WHAT YOU WILL DO — Each entry below should be echoed exactly, with pictures omitted.

------------------------------------------------------------------------

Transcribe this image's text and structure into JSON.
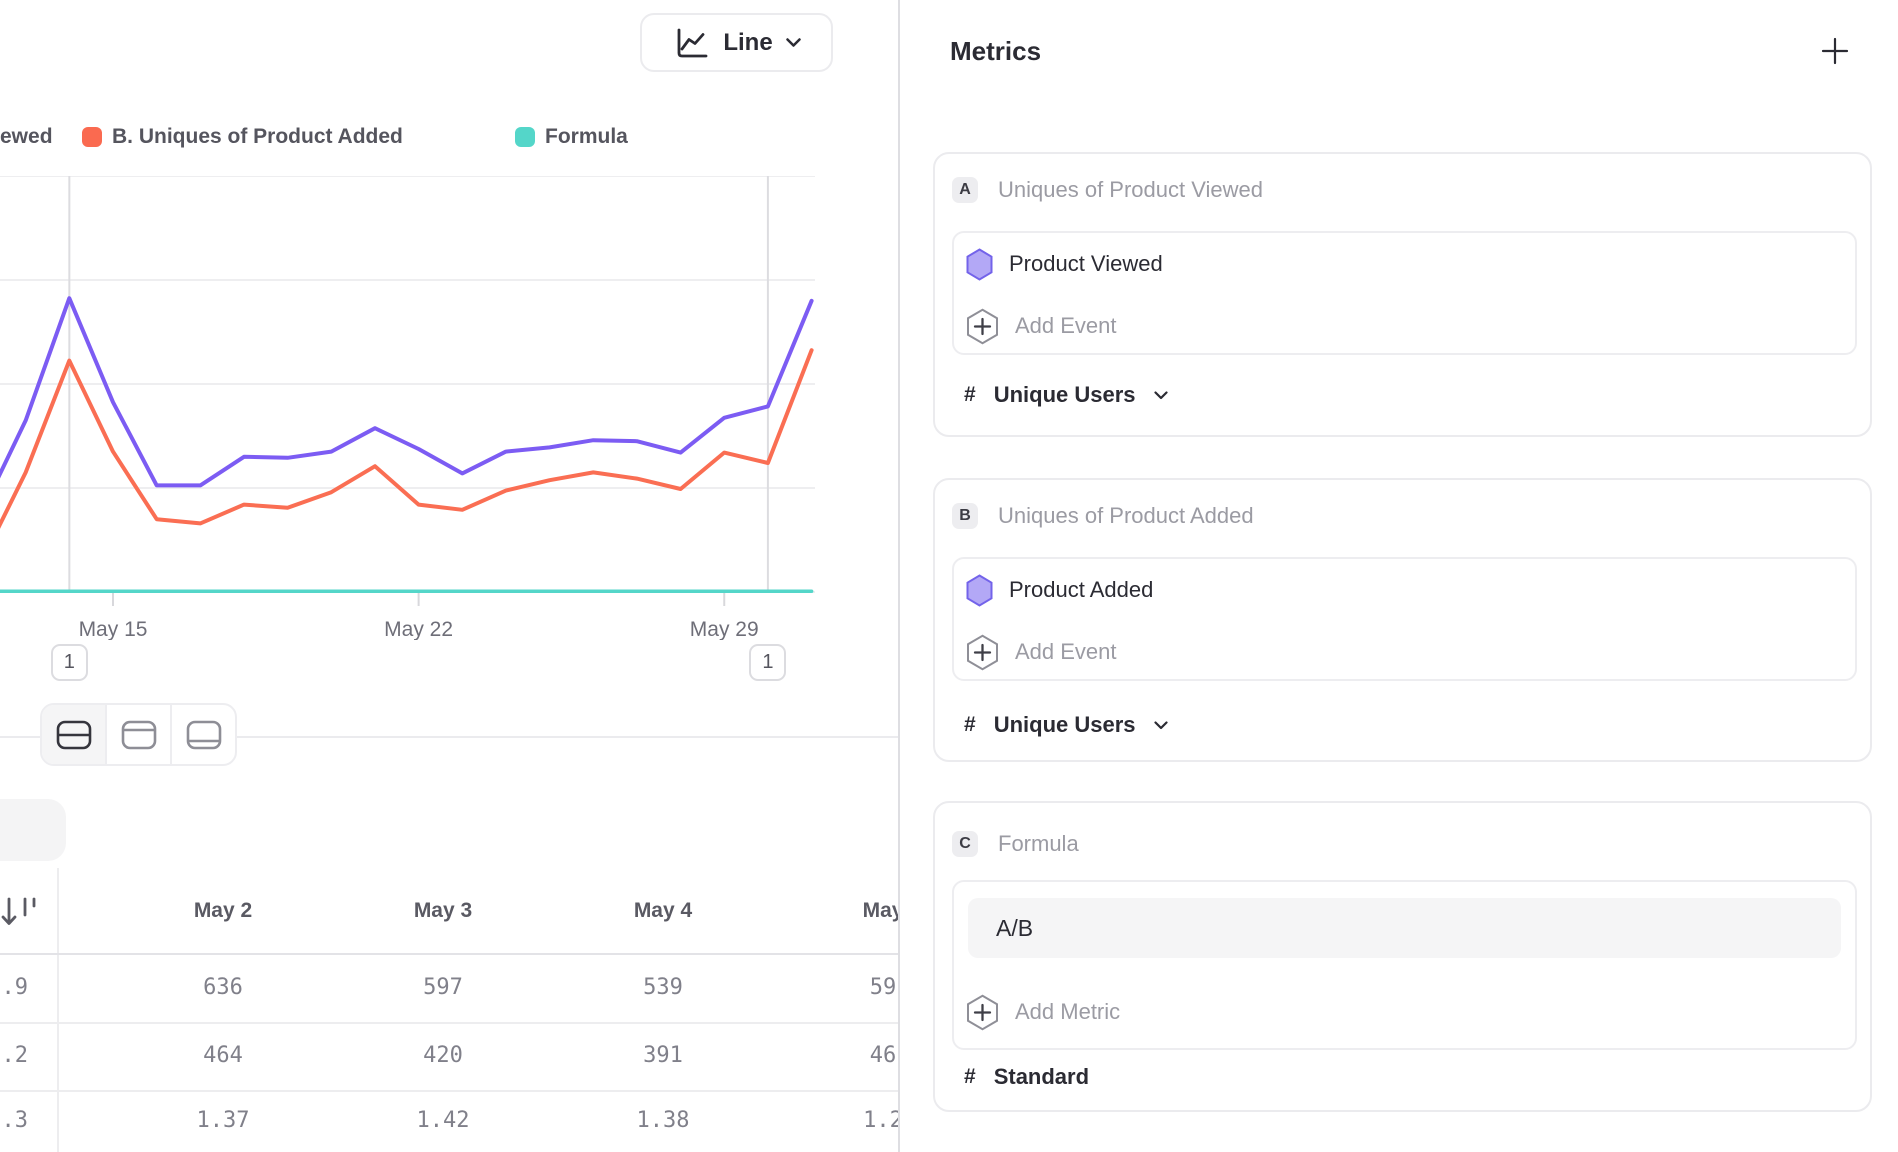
{
  "chart_header": {
    "type_button_label": "Line"
  },
  "legend": {
    "items": [
      {
        "label": "ewed",
        "color": null
      },
      {
        "label": "B. Uniques of Product Added",
        "color": "#fa6a50"
      },
      {
        "label": "Formula",
        "color": "#54d6c9"
      }
    ]
  },
  "chart_data": {
    "type": "line",
    "x_days": [
      12,
      13,
      14,
      15,
      16,
      17,
      18,
      19,
      20,
      21,
      22,
      23,
      24,
      25,
      26,
      27,
      28,
      29,
      30,
      31
    ],
    "x_month": "May",
    "tick_labels": [
      {
        "label": "May 15",
        "day": 15
      },
      {
        "label": "May 22",
        "day": 22
      },
      {
        "label": "May 29",
        "day": 29
      }
    ],
    "ylim": [
      0,
      800
    ],
    "grid": "horizontal",
    "legend_position": "top",
    "series": [
      {
        "name": "A. Uniques of Product Viewed",
        "color": "#7c5cf3",
        "values": [
          155,
          330,
          565,
          365,
          205,
          205,
          260,
          258,
          270,
          315,
          275,
          228,
          270,
          278,
          292,
          290,
          268,
          335,
          357,
          560
        ]
      },
      {
        "name": "B. Uniques of Product Added",
        "color": "#fa6e53",
        "values": [
          60,
          230,
          445,
          270,
          140,
          132,
          168,
          162,
          192,
          242,
          168,
          158,
          195,
          215,
          230,
          218,
          198,
          268,
          248,
          465
        ]
      },
      {
        "name": "Formula",
        "color": "#54d6c9",
        "values": [
          1.35,
          1.35,
          1.35,
          1.35,
          1.35,
          1.35,
          1.35,
          1.35,
          1.35,
          1.35,
          1.35,
          1.35,
          1.35,
          1.35,
          1.35,
          1.35,
          1.35,
          1.35,
          1.35,
          1.35
        ]
      }
    ],
    "annotations": [
      {
        "label": "1",
        "day": 14
      },
      {
        "label": "1",
        "day": 30
      }
    ]
  },
  "table": {
    "left_col_fragments": [
      ".9",
      ".2",
      ".3"
    ],
    "columns": [
      "May 2",
      "May 3",
      "May 4",
      "May"
    ],
    "rows": [
      [
        "636",
        "597",
        "539",
        "59"
      ],
      [
        "464",
        "420",
        "391",
        "46"
      ],
      [
        "1.37",
        "1.42",
        "1.38",
        "1.2"
      ]
    ]
  },
  "metrics_panel": {
    "title": "Metrics",
    "cards": [
      {
        "badge": "A",
        "title": "Uniques of Product Viewed",
        "event": "Product Viewed",
        "add_label": "Add Event",
        "measure_prefix": "#",
        "measure": "Unique Users",
        "has_dropdown": true
      },
      {
        "badge": "B",
        "title": "Uniques of Product Added",
        "event": "Product Added",
        "add_label": "Add Event",
        "measure_prefix": "#",
        "measure": "Unique Users",
        "has_dropdown": true
      },
      {
        "badge": "C",
        "title": "Formula",
        "formula_value": "A/B",
        "add_label": "Add Metric",
        "measure_prefix": "#",
        "measure": "Standard",
        "has_dropdown": false
      }
    ]
  },
  "colors": {
    "accent_purple": "#7c5cf3",
    "accent_orange": "#fa6e53",
    "accent_teal": "#54d6c9",
    "hexagon_fill": "#b3a8f6",
    "hexagon_stroke": "#7363ea",
    "gridline": "#e9e9ec"
  }
}
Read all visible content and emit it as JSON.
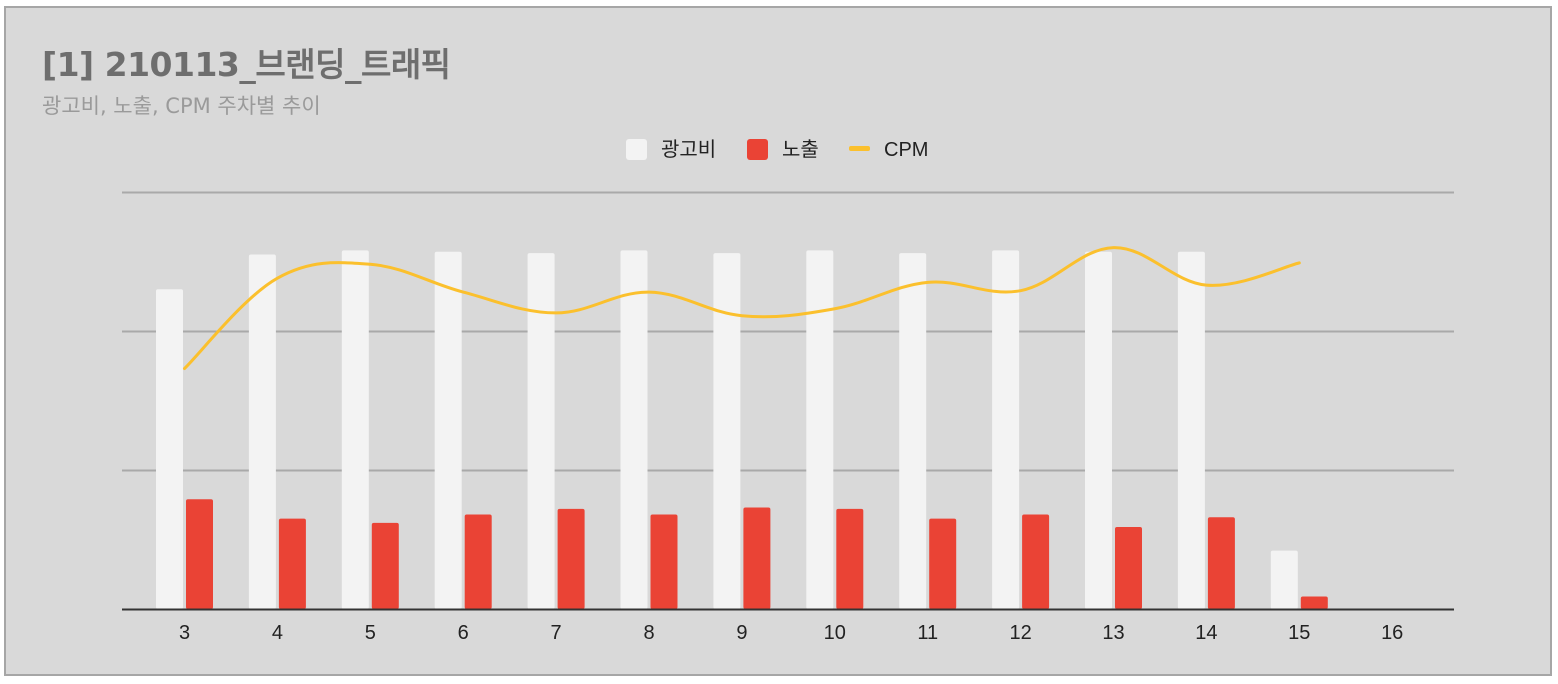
{
  "panel": {
    "title": "[1] 210113_브랜딩_트래픽",
    "subtitle": "광고비, 노출, CPM 주차별 추이"
  },
  "chart_data": {
    "type": "bar",
    "categories": [
      "3",
      "4",
      "5",
      "6",
      "7",
      "8",
      "9",
      "10",
      "11",
      "12",
      "13",
      "14",
      "15",
      "16"
    ],
    "series": [
      {
        "name": "광고비",
        "kind": "bar",
        "color": "#f3f3f3",
        "values": [
          230,
          255,
          258,
          257,
          256,
          258,
          256,
          258,
          256,
          258,
          257,
          257,
          42,
          null
        ]
      },
      {
        "name": "노출",
        "kind": "bar",
        "color": "#ea4335",
        "values": [
          79,
          65,
          62,
          68,
          72,
          68,
          73,
          72,
          65,
          68,
          59,
          66,
          9,
          null
        ]
      },
      {
        "name": "CPM",
        "kind": "line",
        "color": "#fbc02d",
        "values": [
          173,
          238,
          248,
          228,
          213,
          228,
          211,
          216,
          235,
          229,
          260,
          233,
          249,
          null
        ]
      }
    ],
    "ylim": [
      0,
      300
    ],
    "gridlines": [
      100,
      200,
      300
    ],
    "grid": true,
    "legend_position": "top-center",
    "xlabel": "",
    "ylabel": ""
  }
}
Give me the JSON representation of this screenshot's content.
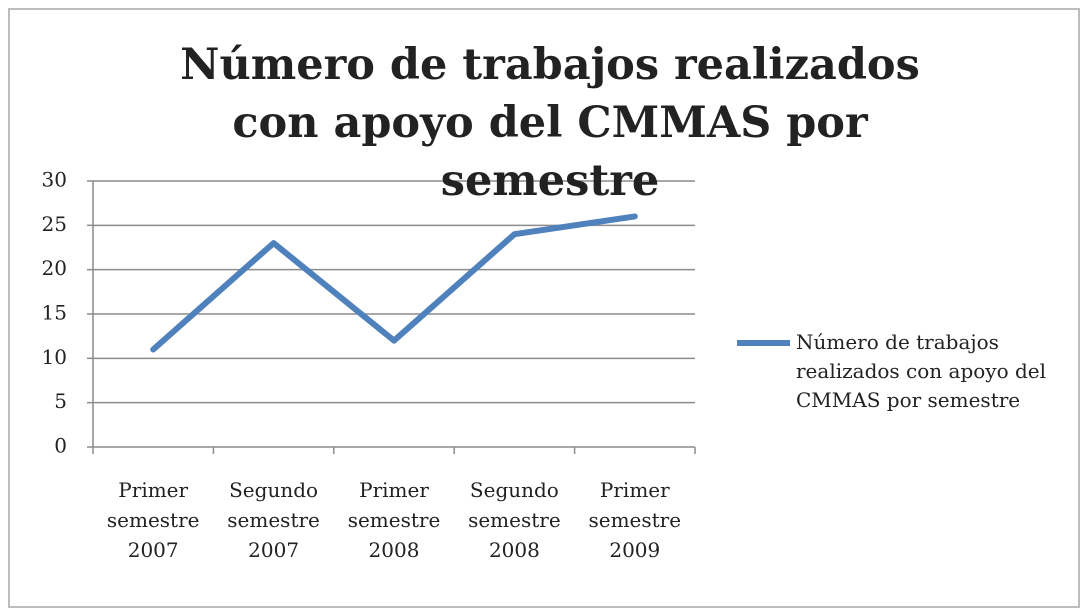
{
  "chart_data": {
    "type": "line",
    "title": "Número de trabajos realizados con apoyo del CMMAS por semestre",
    "categories": [
      "Primer semestre 2007",
      "Segundo semestre 2007",
      "Primer semestre 2008",
      "Segundo semestre 2008",
      "Primer semestre 2009"
    ],
    "series": [
      {
        "name": "Número de trabajos realizados con apoyo del CMMAS por semestre",
        "color": "#4f81bd",
        "values": [
          11,
          23,
          12,
          24,
          26
        ]
      }
    ],
    "ylim": [
      0,
      30
    ],
    "yticks": [
      0,
      5,
      10,
      15,
      20,
      25,
      30
    ],
    "grid": true,
    "legend": "right"
  }
}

------------------------------------------------------------------------

COMPLETE RESPONSE —
Transcribe this image's text and structure into JSON.
{
  "chart_header": {
    "type_button_label": "Line"
  },
  "legend": {
    "items": [
      {
        "label": "ewed",
        "color": null
      },
      {
        "label": "B. Uniques of Product Added",
        "color": "#fa6a50"
      },
      {
        "label": "Formula",
        "color": "#54d6c9"
      }
    ]
  },
  "chart_data": {
    "type": "line",
    "x_days": [
      12,
      13,
      14,
      15,
      16,
      17,
      18,
      19,
      20,
      21,
      22,
      23,
      24,
      25,
      26,
      27,
      28,
      29,
      30,
      31
    ],
    "x_month": "May",
    "tick_labels": [
      {
        "label": "May 15",
        "day": 15
      },
      {
        "label": "May 22",
        "day": 22
      },
      {
        "label": "May 29",
        "day": 29
      }
    ],
    "ylim": [
      0,
      800
    ],
    "grid": "horizontal",
    "legend_position": "top",
    "series": [
      {
        "name": "A. Uniques of Product Viewed",
        "color": "#7c5cf3",
        "values": [
          155,
          330,
          565,
          365,
          205,
          205,
          260,
          258,
          270,
          315,
          275,
          228,
          270,
          278,
          292,
          290,
          268,
          335,
          357,
          560
        ]
      },
      {
        "name": "B. Uniques of Product Added",
        "color": "#fa6e53",
        "values": [
          60,
          230,
          445,
          270,
          140,
          132,
          168,
          162,
          192,
          242,
          168,
          158,
          195,
          215,
          230,
          218,
          198,
          268,
          248,
          465
        ]
      },
      {
        "name": "Formula",
        "color": "#54d6c9",
        "values": [
          1.35,
          1.35,
          1.35,
          1.35,
          1.35,
          1.35,
          1.35,
          1.35,
          1.35,
          1.35,
          1.35,
          1.35,
          1.35,
          1.35,
          1.35,
          1.35,
          1.35,
          1.35,
          1.35,
          1.35
        ]
      }
    ],
    "annotations": [
      {
        "label": "1",
        "day": 14
      },
      {
        "label": "1",
        "day": 30
      }
    ]
  },
  "table": {
    "left_col_fragments": [
      ".9",
      ".2",
      ".3"
    ],
    "columns": [
      "May 2",
      "May 3",
      "May 4",
      "May"
    ],
    "rows": [
      [
        "636",
        "597",
        "539",
        "59"
      ],
      [
        "464",
        "420",
        "391",
        "46"
      ],
      [
        "1.37",
        "1.42",
        "1.38",
        "1.2"
      ]
    ]
  },
  "metrics_panel": {
    "title": "Metrics",
    "cards": [
      {
        "badge": "A",
        "title": "Uniques of Product Viewed",
        "event": "Product Viewed",
        "add_label": "Add Event",
        "measure_prefix": "#",
        "measure": "Unique Users",
        "has_dropdown": true
      },
      {
        "badge": "B",
        "title": "Uniques of Product Added",
        "event": "Product Added",
        "add_label": "Add Event",
        "measure_prefix": "#",
        "measure": "Unique Users",
        "has_dropdown": true
      },
      {
        "badge": "C",
        "title": "Formula",
        "formula_value": "A/B",
        "add_label": "Add Metric",
        "measure_prefix": "#",
        "measure": "Standard",
        "has_dropdown": false
      }
    ]
  },
  "colors": {
    "accent_purple": "#7c5cf3",
    "accent_orange": "#fa6e53",
    "accent_teal": "#54d6c9",
    "hexagon_fill": "#b3a8f6",
    "hexagon_stroke": "#7363ea",
    "gridline": "#e9e9ec"
  }
}
Read all visible content and emit it as JSON.
{
  "panel": {
    "title": "[1] 210113_브랜딩_트래픽",
    "subtitle": "광고비, 노출, CPM 주차별 추이"
  },
  "chart_data": {
    "type": "bar",
    "categories": [
      "3",
      "4",
      "5",
      "6",
      "7",
      "8",
      "9",
      "10",
      "11",
      "12",
      "13",
      "14",
      "15",
      "16"
    ],
    "series": [
      {
        "name": "광고비",
        "kind": "bar",
        "color": "#f3f3f3",
        "values": [
          230,
          255,
          258,
          257,
          256,
          258,
          256,
          258,
          256,
          258,
          257,
          257,
          42,
          null
        ]
      },
      {
        "name": "노출",
        "kind": "bar",
        "color": "#ea4335",
        "values": [
          79,
          65,
          62,
          68,
          72,
          68,
          73,
          72,
          65,
          68,
          59,
          66,
          9,
          null
        ]
      },
      {
        "name": "CPM",
        "kind": "line",
        "color": "#fbc02d",
        "values": [
          173,
          238,
          248,
          228,
          213,
          228,
          211,
          216,
          235,
          229,
          260,
          233,
          249,
          null
        ]
      }
    ],
    "ylim": [
      0,
      300
    ],
    "gridlines": [
      100,
      200,
      300
    ],
    "grid": true,
    "legend_position": "top-center",
    "xlabel": "",
    "ylabel": ""
  }
}
Give me the JSON representation of this screenshot's content.
{
  "chart_data": {
    "type": "line",
    "title": "Número de trabajos realizados con apoyo del CMMAS por semestre",
    "categories": [
      "Primer semestre 2007",
      "Segundo semestre 2007",
      "Primer semestre 2008",
      "Segundo semestre 2008",
      "Primer semestre 2009"
    ],
    "series": [
      {
        "name": "Número de trabajos realizados con apoyo del CMMAS por semestre",
        "color": "#4f81bd",
        "values": [
          11,
          23,
          12,
          24,
          26
        ]
      }
    ],
    "ylim": [
      0,
      30
    ],
    "yticks": [
      0,
      5,
      10,
      15,
      20,
      25,
      30
    ],
    "grid": true,
    "legend": "right"
  }
}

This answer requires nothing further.